WORK INSTRUCTIONS: Extract all lines that hold "JSON" from the records below.
## begin RECORDS PROVIDED
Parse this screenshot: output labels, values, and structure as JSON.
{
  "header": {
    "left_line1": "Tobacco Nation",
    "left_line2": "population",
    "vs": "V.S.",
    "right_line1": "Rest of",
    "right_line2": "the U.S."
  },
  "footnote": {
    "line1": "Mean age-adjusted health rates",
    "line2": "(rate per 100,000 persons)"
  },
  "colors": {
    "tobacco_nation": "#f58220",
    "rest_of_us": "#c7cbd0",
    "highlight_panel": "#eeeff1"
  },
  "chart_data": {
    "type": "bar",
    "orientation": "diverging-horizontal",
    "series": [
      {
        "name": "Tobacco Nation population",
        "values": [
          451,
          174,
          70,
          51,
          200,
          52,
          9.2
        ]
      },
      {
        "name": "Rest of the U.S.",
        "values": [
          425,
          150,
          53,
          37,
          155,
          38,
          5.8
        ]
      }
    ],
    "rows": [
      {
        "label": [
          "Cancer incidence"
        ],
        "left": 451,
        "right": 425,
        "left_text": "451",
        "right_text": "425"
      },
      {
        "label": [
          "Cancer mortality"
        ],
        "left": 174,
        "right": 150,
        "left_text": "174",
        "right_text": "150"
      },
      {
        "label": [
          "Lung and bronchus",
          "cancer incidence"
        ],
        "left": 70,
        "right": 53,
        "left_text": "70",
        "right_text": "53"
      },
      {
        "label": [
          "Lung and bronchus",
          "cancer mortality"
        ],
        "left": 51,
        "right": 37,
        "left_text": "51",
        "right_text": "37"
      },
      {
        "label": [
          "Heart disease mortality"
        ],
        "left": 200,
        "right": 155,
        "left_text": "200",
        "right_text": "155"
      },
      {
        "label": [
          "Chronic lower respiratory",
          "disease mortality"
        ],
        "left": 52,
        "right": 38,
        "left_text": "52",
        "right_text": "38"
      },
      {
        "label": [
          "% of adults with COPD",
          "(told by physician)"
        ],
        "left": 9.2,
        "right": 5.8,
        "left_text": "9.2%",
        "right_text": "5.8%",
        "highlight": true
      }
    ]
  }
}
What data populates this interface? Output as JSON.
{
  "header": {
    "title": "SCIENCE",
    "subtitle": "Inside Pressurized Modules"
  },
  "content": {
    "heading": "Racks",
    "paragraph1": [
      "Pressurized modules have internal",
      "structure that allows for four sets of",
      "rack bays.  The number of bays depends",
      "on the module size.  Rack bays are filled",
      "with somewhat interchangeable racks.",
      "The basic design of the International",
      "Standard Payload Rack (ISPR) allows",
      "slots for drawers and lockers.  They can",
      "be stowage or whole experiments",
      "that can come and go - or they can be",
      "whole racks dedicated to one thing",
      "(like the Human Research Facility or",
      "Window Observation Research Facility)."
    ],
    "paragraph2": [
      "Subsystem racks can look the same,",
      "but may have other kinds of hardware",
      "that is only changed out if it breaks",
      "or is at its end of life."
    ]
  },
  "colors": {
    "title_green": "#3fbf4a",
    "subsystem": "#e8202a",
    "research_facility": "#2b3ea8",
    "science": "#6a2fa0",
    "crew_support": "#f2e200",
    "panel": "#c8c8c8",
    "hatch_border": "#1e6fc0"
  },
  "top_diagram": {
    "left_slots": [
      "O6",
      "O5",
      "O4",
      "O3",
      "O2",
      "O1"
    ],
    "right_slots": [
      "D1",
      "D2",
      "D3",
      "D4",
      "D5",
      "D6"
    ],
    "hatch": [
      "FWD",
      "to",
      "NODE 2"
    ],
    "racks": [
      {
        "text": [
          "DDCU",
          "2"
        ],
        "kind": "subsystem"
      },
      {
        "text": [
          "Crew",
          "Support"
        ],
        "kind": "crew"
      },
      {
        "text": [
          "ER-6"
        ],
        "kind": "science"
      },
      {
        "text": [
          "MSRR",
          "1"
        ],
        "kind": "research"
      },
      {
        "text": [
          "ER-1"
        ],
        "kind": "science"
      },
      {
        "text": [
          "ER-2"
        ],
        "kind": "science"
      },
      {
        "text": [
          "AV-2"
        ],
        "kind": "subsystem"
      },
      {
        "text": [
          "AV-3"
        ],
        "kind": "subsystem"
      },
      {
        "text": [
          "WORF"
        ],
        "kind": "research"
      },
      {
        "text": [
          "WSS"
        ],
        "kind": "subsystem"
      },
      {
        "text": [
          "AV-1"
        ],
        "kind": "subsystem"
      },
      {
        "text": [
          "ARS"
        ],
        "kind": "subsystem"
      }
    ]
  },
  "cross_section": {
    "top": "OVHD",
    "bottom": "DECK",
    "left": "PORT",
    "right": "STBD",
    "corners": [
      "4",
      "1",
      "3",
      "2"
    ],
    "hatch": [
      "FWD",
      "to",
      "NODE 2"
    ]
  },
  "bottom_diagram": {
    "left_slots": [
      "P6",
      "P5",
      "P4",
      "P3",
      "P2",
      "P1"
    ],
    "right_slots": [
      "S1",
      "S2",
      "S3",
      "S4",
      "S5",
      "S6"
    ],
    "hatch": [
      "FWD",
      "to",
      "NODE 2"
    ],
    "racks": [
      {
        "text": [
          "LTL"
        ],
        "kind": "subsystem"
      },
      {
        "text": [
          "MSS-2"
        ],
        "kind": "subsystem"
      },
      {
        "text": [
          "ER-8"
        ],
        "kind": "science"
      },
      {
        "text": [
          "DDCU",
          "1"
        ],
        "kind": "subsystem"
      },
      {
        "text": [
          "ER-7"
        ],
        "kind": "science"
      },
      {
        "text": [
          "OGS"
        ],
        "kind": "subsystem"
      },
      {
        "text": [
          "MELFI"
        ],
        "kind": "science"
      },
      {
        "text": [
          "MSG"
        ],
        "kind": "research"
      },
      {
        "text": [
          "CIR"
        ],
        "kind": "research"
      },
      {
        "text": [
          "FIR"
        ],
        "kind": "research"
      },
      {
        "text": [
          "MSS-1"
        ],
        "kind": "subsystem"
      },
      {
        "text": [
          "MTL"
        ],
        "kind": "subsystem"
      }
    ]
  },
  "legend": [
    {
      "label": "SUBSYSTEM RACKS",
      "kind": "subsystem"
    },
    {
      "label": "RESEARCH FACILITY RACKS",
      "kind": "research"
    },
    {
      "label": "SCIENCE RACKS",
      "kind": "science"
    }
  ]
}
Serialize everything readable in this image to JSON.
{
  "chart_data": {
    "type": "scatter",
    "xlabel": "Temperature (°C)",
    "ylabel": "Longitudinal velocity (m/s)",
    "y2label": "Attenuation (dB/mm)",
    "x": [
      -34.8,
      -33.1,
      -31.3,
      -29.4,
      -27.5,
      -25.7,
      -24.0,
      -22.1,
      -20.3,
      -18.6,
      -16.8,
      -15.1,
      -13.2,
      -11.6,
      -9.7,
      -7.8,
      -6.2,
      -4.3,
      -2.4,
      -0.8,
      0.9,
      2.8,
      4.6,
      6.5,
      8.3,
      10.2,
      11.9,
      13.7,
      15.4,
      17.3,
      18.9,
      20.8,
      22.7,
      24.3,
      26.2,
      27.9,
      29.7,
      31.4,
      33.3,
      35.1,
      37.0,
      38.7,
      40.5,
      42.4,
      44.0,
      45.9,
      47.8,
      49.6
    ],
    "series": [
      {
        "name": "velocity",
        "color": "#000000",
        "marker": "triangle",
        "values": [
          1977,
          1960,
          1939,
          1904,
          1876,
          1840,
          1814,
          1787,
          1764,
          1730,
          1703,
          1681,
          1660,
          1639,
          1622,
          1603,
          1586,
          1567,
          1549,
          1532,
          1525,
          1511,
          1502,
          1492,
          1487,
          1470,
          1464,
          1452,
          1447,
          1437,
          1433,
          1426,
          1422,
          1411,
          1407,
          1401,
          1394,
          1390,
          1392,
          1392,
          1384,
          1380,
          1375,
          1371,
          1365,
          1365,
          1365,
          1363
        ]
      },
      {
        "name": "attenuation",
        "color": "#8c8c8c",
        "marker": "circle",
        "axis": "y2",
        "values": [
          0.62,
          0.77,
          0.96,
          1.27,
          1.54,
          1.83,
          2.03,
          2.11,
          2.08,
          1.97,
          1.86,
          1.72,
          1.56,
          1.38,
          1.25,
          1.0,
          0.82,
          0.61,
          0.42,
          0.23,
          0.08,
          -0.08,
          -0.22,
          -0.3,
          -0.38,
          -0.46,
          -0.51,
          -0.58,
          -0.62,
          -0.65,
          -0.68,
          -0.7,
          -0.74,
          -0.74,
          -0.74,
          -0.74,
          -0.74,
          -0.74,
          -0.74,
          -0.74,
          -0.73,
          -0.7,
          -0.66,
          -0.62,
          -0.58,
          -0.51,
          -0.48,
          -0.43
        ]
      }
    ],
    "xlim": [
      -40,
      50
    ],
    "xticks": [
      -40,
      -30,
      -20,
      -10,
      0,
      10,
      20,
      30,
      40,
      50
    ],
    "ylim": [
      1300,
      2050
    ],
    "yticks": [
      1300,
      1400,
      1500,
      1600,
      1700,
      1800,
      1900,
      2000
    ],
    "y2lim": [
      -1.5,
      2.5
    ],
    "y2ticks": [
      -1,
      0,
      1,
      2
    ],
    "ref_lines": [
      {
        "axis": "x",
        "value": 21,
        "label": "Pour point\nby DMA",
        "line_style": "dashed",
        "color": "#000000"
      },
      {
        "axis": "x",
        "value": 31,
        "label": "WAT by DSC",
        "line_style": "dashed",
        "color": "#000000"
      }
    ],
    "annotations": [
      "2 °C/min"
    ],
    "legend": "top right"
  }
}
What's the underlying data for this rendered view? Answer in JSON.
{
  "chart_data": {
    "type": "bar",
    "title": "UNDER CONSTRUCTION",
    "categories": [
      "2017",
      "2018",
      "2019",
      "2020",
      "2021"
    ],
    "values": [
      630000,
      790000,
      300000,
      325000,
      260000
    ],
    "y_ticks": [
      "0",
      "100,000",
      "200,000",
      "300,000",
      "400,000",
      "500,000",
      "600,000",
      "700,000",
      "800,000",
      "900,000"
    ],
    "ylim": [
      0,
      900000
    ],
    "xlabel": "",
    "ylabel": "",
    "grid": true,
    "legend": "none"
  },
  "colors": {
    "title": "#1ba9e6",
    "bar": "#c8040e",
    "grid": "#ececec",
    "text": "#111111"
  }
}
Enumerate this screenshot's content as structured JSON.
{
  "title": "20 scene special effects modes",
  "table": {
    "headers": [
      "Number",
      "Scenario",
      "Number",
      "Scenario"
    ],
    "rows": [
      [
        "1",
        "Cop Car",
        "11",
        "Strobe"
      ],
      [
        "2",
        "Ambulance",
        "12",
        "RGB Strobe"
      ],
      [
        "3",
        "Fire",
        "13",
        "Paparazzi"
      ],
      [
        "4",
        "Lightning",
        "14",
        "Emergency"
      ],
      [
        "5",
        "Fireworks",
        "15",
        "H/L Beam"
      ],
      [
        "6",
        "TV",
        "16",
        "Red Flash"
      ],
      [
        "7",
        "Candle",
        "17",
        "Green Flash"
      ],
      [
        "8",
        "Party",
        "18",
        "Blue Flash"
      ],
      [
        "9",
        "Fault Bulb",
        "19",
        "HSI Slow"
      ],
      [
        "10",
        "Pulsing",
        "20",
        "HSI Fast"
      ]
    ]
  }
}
## end RECORDS PROVIDED
FULL ANSWER:
Parse this screenshot: output labels, values, and structure as JSON.
What data populates this interface? Output as JSON.
Serialize everything readable in this image to JSON.
What's the underlying data for this rendered view? Answer in JSON.
Enumerate this screenshot's content as structured JSON.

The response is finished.